Given request
Pictures within the data are to be left out; everything else must be reproduced exactly.

Stored entries:

------

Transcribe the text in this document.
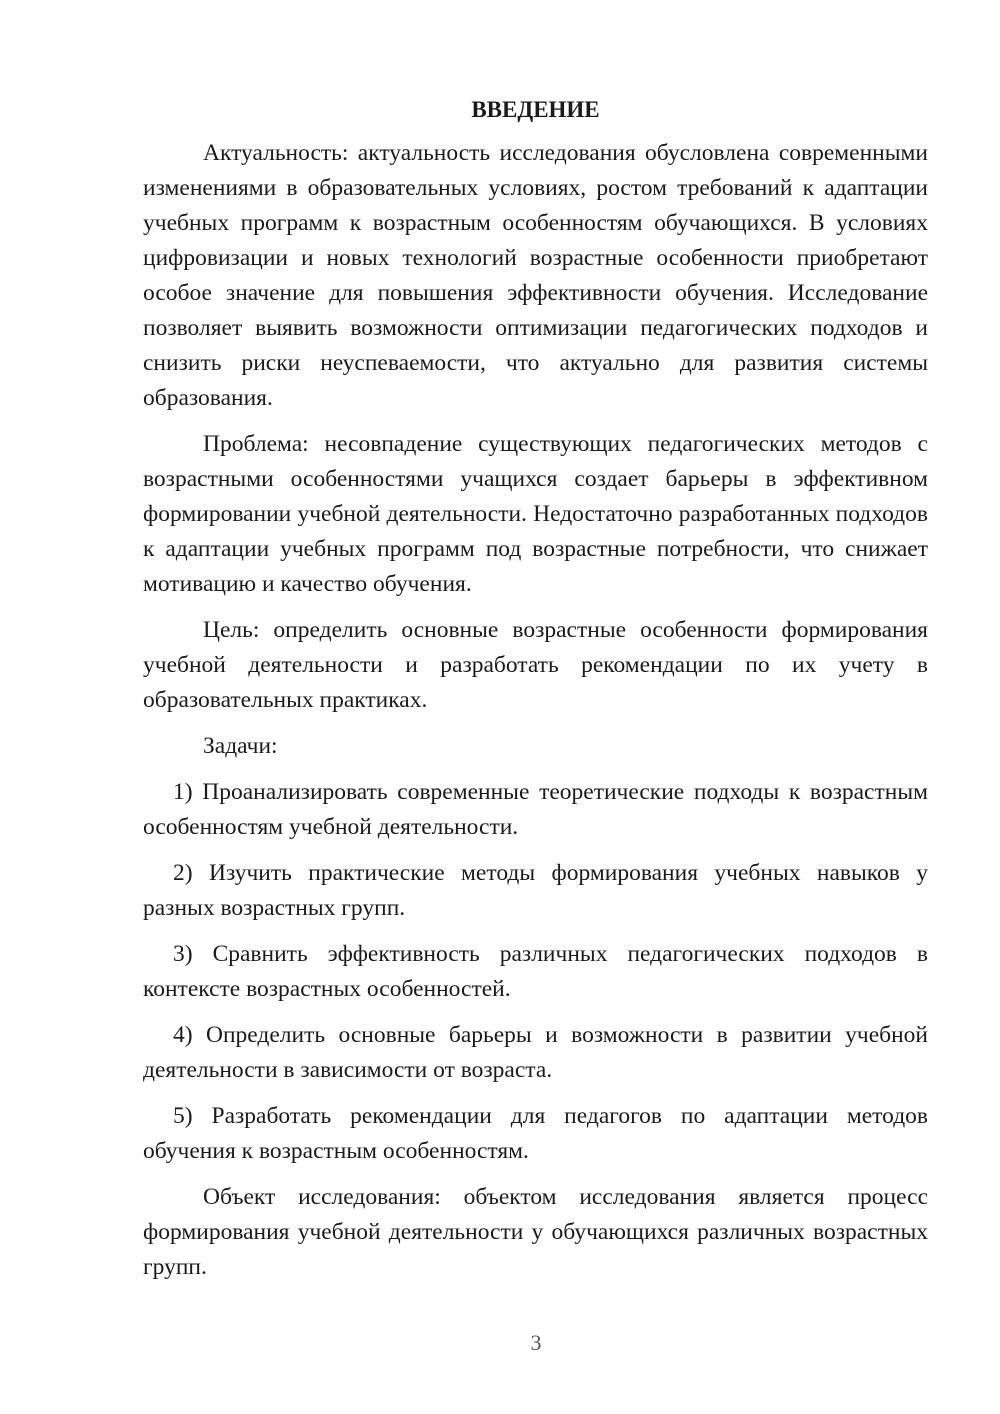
ВВЕДЕНИЕ

Актуальность: актуальность исследования обусловлена современными изменениями в образовательных условиях, ростом требований к адаптации учебных программ к возрастным особенностям обучающихся. В условиях цифровизации и новых технологий возрастные особенности приобретают особое значение для повышения эффективности обучения. Исследование позволяет выявить возможности оптимизации педагогических подходов и снизить риски неуспеваемости, что актуально для развития системы образования.

Проблема: несовпадение существующих педагогических методов с возрастными особенностями учащихся создает барьеры в эффективном формировании учебной деятельности. Недостаточно разработанных подходов к адаптации учебных программ под возрастные потребности, что снижает мотивацию и качество обучения.

Цель: определить основные возрастные особенности формирования учебной деятельности и разработать рекомендации по их учету в образовательных практиках.

Задачи:

1) Проанализировать современные теоретические подходы к возрастным особенностям учебной деятельности.

2) Изучить практические методы формирования учебных навыков у разных возрастных групп.

3) Сравнить эффективность различных педагогических подходов в контексте возрастных особенностей.

4) Определить основные барьеры и возможности в развитии учебной деятельности в зависимости от возраста.

5) Разработать рекомендации для педагогов по адаптации методов обучения к возрастным особенностям.

Объект исследования: объектом исследования является процесс формирования учебной деятельности у обучающихся различных возрастных групп.

3
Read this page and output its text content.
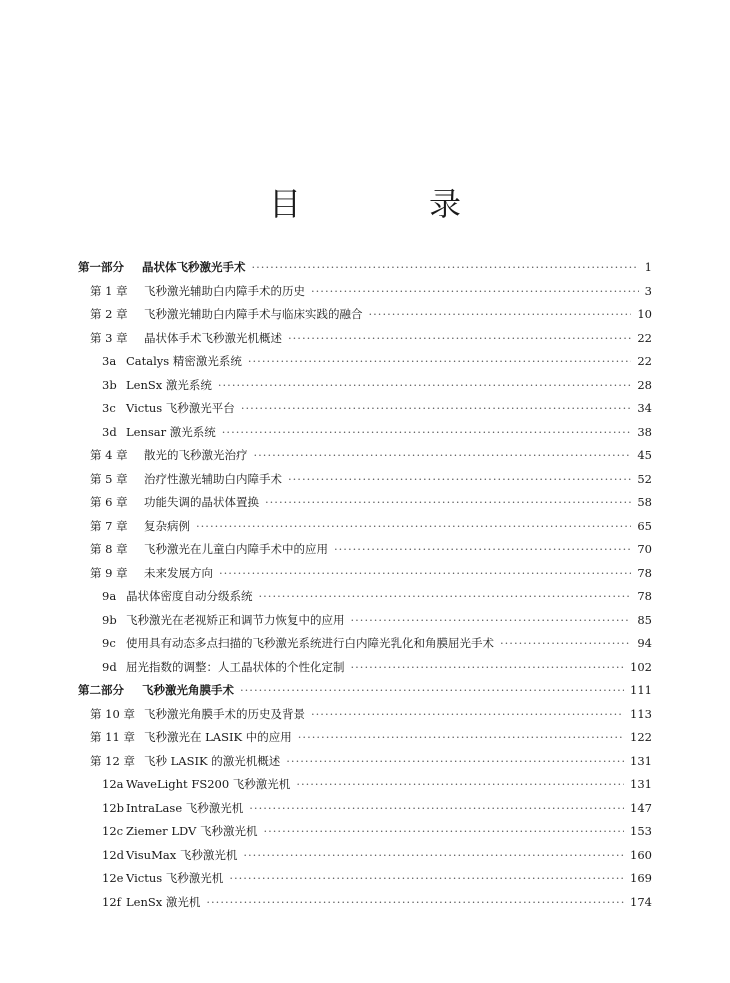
目　录
第一部分	晶状体飞秒激光手术 ·····	1
第 1 章	飞秒激光辅助白内障手术的历史 ·····	3
第 2 章	飞秒激光辅助白内障手术与临床实践的融合 ·····	10
第 3 章	晶状体手术飞秒激光机概述 ·····	22
3a Catalys 精密激光系统 ·····	22
3b LenSx 激光系统 ·····	28
3c Victus 飞秒激光平台 ·····	34
3d Lensar 激光系统 ·····	38
第 4 章	散光的飞秒激光治疗 ·····	45
第 5 章	治疗性激光辅助白内障手术 ·····	52
第 6 章	功能失调的晶状体置换 ·····	58
第 7 章	复杂病例 ·····	65
第 8 章	飞秒激光在儿童白内障手术中的应用 ·····	70
第 9 章	未来发展方向 ·····	78
9a 晶状体密度自动分级系统 ·····	78
9b 飞秒激光在老视矫正和调节力恢复中的应用 ·····	85
9c 使用具有动态多点扫描的飞秒激光系统进行白内障光乳化和角膜屈光手术 ·····	94
9d 屈光指数的调整：人工晶状体的个性化定制 ·····	102
第二部分	飞秒激光角膜手术 ·····	111
第 10 章 飞秒激光角膜手术的历史及背景 ·····	113
第 11 章 飞秒激光在 LASIK 中的应用 ·····	122
第 12 章 飞秒 LASIK 的激光机概述 ·····	131
12a WaveLight FS200 飞秒激光机 ·····	131
12b IntraLase 飞秒激光机 ·····	147
12c Ziemer LDV 飞秒激光机 ·····	153
12d VisuMax 飞秒激光机 ·····	160
12e Victus 飞秒激光机 ·····	169
12f LenSx 激光机 ·····	174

------

Task answer
Transcribe the text in this document.
ВВЕДЕНИЕ

Актуальность: актуальность исследования обусловлена современными изменениями в образовательных условиях, ростом требований к адаптации учебных программ к возрастным особенностям обучающихся. В условиях цифровизации и новых технологий возрастные особенности приобретают особое значение для повышения эффективности обучения. Исследование позволяет выявить возможности оптимизации педагогических подходов и снизить риски неуспеваемости, что актуально для развития системы образования.

Проблема: несовпадение существующих педагогических методов с возрастными особенностями учащихся создает барьеры в эффективном формировании учебной деятельности. Недостаточно разработанных подходов к адаптации учебных программ под возрастные потребности, что снижает мотивацию и качество обучения.

Цель: определить основные возрастные особенности формирования учебной деятельности и разработать рекомендации по их учету в образовательных практиках.

Задачи:

1) Проанализировать современные теоретические подходы к возрастным особенностям учебной деятельности.

2) Изучить практические методы формирования учебных навыков у разных возрастных групп.

3) Сравнить эффективность различных педагогических подходов в контексте возрастных особенностей.

4) Определить основные барьеры и возможности в развитии учебной деятельности в зависимости от возраста.

5) Разработать рекомендации для педагогов по адаптации методов обучения к возрастным особенностям.

Объект исследования: объектом исследования является процесс формирования учебной деятельности у обучающихся различных возрастных групп.

3
Read this page and output its text content.
目　录
第一部分	晶状体飞秒激光手术 ·····	1
第 1 章	飞秒激光辅助白内障手术的历史 ·····	3
第 2 章	飞秒激光辅助白内障手术与临床实践的融合 ·····	10
第 3 章	晶状体手术飞秒激光机概述 ·····	22
3a Catalys 精密激光系统 ·····	22
3b LenSx 激光系统 ·····	28
3c Victus 飞秒激光平台 ·····	34
3d Lensar 激光系统 ·····	38
第 4 章	散光的飞秒激光治疗 ·····	45
第 5 章	治疗性激光辅助白内障手术 ·····	52
第 6 章	功能失调的晶状体置换 ·····	58
第 7 章	复杂病例 ·····	65
第 8 章	飞秒激光在儿童白内障手术中的应用 ·····	70
第 9 章	未来发展方向 ·····	78
9a 晶状体密度自动分级系统 ·····	78
9b 飞秒激光在老视矫正和调节力恢复中的应用 ·····	85
9c 使用具有动态多点扫描的飞秒激光系统进行白内障光乳化和角膜屈光手术 ·····	94
9d 屈光指数的调整：人工晶状体的个性化定制 ·····	102
第二部分	飞秒激光角膜手术 ·····	111
第 10 章 飞秒激光角膜手术的历史及背景 ·····	113
第 11 章 飞秒激光在 LASIK 中的应用 ·····	122
第 12 章 飞秒 LASIK 的激光机概述 ·····	131
12a WaveLight FS200 飞秒激光机 ·····	131
12b IntraLase 飞秒激光机 ·····	147
12c Ziemer LDV 飞秒激光机 ·····	153
12d VisuMax 飞秒激光机 ·····	160
12e Victus 飞秒激光机 ·····	169
12f LenSx 激光机 ·····	174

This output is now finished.